Work to complete »
Format the material from the line containing "Itemize the components" through the line containing "265, 93, 276]", both included, as a JSON list of strings with one string per line. Skip blank lines and leave the picture out of the answer.

Given records »
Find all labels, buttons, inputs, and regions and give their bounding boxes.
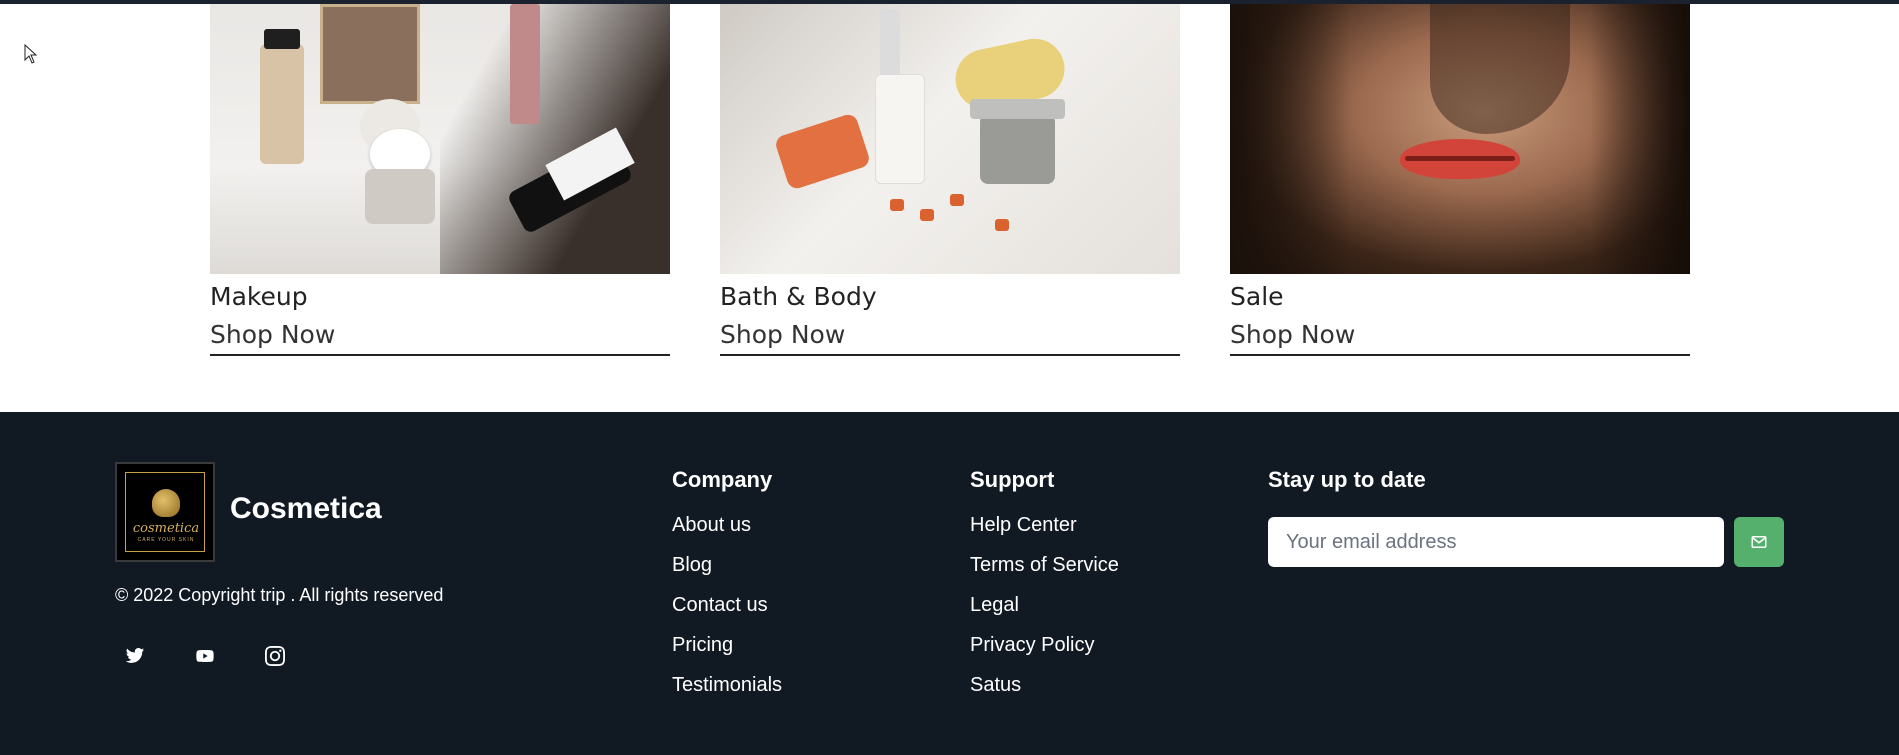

---

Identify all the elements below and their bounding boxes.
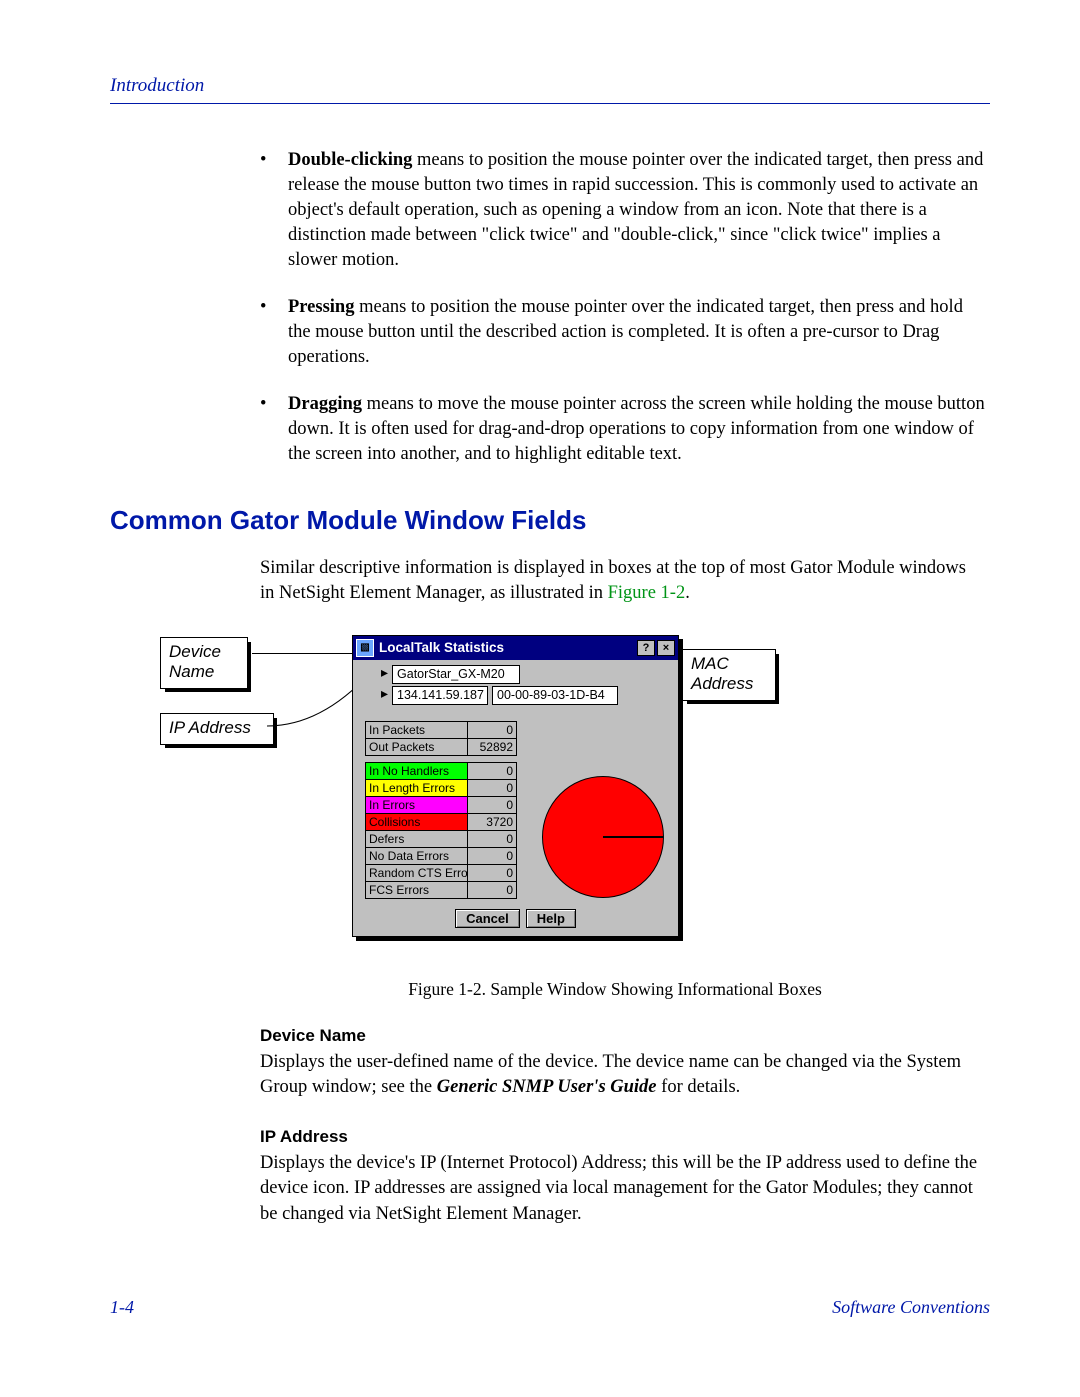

...

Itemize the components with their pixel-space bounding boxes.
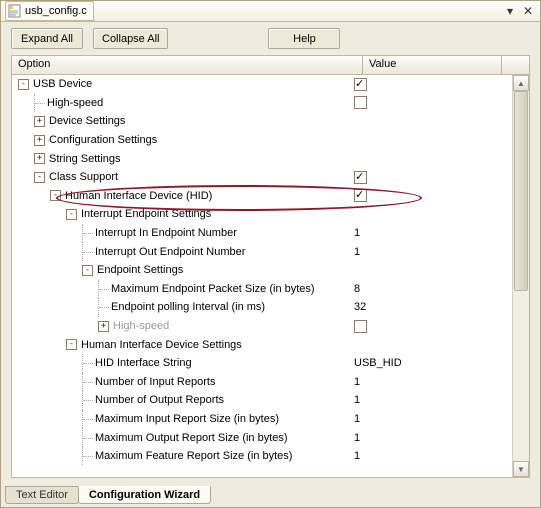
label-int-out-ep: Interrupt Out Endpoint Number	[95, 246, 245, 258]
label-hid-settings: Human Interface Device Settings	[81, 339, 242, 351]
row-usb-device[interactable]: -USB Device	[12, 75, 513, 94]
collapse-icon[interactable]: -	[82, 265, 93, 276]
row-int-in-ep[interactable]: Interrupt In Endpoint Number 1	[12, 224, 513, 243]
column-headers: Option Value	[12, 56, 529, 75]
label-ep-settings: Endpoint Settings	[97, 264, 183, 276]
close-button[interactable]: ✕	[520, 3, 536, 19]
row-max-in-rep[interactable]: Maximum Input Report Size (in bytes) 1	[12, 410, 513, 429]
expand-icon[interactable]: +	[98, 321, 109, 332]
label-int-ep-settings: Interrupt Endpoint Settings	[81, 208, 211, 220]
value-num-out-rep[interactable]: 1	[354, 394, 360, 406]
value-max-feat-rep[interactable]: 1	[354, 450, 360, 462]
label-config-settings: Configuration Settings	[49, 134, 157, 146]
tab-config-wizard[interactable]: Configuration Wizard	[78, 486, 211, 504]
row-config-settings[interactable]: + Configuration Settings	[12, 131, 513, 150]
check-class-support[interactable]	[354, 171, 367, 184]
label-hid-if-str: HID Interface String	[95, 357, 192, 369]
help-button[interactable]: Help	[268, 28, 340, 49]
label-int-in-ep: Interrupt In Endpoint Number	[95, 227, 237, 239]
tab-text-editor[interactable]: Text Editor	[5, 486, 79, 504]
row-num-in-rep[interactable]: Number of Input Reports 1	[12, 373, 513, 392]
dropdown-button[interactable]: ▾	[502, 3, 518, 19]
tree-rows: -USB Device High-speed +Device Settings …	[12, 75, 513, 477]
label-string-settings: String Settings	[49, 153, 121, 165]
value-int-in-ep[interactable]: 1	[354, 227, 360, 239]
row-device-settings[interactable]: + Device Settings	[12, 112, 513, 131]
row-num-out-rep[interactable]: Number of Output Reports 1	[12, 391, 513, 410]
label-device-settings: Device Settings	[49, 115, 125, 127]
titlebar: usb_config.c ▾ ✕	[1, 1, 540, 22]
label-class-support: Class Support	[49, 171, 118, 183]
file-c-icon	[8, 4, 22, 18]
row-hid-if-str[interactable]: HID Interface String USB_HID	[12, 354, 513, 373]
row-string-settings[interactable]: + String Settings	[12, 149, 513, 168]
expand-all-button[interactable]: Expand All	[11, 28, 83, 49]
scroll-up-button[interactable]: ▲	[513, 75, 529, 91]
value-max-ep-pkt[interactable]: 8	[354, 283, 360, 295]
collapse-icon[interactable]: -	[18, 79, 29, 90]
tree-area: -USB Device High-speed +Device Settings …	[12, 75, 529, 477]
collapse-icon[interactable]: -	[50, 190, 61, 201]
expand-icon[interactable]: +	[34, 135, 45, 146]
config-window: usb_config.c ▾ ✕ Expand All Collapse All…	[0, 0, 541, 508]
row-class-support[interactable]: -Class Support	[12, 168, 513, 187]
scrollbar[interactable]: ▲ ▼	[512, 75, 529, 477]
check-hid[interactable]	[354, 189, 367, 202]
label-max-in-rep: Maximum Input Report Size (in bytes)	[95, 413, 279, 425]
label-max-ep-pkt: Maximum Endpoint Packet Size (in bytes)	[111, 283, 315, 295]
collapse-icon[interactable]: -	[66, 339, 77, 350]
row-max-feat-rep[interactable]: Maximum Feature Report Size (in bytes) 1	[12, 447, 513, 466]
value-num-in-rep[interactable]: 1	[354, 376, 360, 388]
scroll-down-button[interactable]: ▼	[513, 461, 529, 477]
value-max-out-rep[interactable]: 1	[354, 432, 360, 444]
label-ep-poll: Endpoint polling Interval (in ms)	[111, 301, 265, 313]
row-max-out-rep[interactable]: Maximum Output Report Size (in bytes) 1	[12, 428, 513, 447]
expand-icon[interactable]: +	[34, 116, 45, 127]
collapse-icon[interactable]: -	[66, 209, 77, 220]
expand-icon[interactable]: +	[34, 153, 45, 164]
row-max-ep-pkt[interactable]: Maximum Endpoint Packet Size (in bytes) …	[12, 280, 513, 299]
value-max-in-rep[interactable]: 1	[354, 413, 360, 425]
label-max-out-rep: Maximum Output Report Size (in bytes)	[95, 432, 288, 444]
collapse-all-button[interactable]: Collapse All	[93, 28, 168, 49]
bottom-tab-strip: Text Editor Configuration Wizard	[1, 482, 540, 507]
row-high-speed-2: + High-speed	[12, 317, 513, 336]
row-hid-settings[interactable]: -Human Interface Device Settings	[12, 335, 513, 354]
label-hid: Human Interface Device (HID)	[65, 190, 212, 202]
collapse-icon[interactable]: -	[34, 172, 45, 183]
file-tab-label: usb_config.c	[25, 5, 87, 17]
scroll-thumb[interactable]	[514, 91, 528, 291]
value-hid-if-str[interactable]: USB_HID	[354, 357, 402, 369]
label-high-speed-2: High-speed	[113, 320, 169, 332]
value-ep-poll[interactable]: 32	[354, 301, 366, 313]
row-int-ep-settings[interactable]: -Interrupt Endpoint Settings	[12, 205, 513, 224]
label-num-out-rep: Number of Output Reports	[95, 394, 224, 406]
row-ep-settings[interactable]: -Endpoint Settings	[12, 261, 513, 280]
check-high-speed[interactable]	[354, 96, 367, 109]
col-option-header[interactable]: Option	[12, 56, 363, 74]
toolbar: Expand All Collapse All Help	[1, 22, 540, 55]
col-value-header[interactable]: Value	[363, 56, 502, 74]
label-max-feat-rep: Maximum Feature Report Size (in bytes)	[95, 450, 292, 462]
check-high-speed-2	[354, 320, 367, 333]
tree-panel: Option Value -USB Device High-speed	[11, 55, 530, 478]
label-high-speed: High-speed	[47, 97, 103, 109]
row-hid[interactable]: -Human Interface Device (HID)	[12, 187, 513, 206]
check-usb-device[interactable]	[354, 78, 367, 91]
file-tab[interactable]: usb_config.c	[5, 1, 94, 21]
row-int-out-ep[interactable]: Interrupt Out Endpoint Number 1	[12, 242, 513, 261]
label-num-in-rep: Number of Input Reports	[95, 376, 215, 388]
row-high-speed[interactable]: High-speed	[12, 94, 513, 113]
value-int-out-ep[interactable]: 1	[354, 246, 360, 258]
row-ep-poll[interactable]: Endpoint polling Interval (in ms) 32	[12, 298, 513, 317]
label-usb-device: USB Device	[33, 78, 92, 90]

Expected answer »
[
  "Itemize the components with their pixel-space bounding boxes.",
  "label-int-out-ep: Interrupt Out Endpoint Number\t[95, 246, 245, 258]",
  "label-hid-settings: Human Interface Device Settings\t[81, 339, 242, 351]",
  "row-usb-device[interactable]: -USB Device\t[12, 75, 513, 94]",
  "collapse-icon[interactable]: -\t[82, 265, 93, 276]"
]